Of the lines below, count those containing the word "color". Reply with the number alone.

Data section ->
★ ★ ★
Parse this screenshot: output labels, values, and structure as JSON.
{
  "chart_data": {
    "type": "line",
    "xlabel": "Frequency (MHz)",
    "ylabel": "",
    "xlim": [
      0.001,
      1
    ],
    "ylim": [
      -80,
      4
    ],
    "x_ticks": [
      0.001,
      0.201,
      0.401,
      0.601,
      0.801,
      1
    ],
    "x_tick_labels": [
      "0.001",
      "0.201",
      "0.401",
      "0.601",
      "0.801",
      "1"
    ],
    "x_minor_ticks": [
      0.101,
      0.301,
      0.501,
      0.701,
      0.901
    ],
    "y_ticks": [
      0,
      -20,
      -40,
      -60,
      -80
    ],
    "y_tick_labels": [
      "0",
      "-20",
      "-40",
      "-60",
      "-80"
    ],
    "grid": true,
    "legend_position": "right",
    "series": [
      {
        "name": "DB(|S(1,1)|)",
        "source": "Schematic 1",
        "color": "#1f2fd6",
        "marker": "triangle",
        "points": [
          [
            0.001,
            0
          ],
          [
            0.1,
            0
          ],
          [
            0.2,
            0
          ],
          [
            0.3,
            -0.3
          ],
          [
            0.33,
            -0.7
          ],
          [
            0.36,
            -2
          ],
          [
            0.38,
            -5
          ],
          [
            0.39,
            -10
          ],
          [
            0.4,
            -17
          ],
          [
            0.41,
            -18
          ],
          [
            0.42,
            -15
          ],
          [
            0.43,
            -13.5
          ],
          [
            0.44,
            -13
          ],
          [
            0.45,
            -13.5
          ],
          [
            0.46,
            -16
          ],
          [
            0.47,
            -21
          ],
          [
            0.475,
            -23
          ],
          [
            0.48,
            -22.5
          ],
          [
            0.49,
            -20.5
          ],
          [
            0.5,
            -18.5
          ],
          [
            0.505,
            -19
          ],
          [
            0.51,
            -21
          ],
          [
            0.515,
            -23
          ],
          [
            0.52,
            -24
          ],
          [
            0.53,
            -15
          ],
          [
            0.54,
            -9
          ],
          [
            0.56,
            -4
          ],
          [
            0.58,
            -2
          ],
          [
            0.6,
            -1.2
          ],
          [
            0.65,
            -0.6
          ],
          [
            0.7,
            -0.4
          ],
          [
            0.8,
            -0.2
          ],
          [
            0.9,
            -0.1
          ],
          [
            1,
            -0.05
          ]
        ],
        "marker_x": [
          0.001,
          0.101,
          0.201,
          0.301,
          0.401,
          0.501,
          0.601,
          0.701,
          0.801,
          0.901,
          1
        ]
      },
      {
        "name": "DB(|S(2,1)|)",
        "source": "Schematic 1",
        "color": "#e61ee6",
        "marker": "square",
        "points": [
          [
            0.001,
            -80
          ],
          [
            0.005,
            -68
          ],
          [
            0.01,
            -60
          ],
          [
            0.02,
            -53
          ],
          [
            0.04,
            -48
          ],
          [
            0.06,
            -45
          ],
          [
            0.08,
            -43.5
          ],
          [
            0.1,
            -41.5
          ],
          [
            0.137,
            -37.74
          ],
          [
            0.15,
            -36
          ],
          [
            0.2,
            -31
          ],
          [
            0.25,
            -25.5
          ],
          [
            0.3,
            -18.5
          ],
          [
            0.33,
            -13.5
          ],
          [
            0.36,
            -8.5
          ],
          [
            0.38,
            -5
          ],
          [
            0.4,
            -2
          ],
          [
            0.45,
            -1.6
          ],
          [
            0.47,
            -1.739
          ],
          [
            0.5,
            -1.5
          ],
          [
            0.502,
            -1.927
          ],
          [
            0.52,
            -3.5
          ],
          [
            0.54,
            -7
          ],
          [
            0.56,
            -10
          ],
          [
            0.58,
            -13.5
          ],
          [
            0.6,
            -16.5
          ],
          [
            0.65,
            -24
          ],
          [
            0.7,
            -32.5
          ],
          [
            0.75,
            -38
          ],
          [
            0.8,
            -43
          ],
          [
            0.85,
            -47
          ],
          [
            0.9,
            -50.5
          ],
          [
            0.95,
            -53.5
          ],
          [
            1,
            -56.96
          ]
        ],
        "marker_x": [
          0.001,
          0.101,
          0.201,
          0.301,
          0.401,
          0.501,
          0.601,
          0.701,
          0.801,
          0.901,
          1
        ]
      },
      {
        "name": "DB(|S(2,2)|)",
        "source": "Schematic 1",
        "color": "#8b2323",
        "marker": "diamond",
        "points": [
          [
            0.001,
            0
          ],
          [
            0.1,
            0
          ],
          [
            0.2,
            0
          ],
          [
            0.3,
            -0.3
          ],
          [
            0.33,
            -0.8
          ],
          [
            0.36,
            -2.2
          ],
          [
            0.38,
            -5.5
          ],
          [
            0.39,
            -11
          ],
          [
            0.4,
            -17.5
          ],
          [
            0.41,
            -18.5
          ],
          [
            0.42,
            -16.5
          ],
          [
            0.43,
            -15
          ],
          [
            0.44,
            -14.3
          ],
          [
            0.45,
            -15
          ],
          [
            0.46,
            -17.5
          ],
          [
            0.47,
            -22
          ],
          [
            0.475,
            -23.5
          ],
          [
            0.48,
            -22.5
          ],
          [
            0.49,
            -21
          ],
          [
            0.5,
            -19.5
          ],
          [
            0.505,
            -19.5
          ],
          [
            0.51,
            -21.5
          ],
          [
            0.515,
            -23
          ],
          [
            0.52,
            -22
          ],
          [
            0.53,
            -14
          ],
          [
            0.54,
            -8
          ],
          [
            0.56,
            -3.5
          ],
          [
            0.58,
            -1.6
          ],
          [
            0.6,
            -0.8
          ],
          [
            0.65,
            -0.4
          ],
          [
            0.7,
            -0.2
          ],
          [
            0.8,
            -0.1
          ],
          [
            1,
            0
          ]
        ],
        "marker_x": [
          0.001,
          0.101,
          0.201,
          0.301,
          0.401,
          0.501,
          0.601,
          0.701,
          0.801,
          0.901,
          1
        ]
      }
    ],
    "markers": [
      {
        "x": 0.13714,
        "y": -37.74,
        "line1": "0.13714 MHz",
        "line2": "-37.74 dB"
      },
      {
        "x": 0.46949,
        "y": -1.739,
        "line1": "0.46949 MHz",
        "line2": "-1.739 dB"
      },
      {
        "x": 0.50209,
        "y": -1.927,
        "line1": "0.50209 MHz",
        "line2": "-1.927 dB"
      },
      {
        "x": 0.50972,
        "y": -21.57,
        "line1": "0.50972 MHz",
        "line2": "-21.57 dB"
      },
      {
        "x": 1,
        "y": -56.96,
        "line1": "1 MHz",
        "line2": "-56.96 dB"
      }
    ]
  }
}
★ ★ ★
Task answer ->
3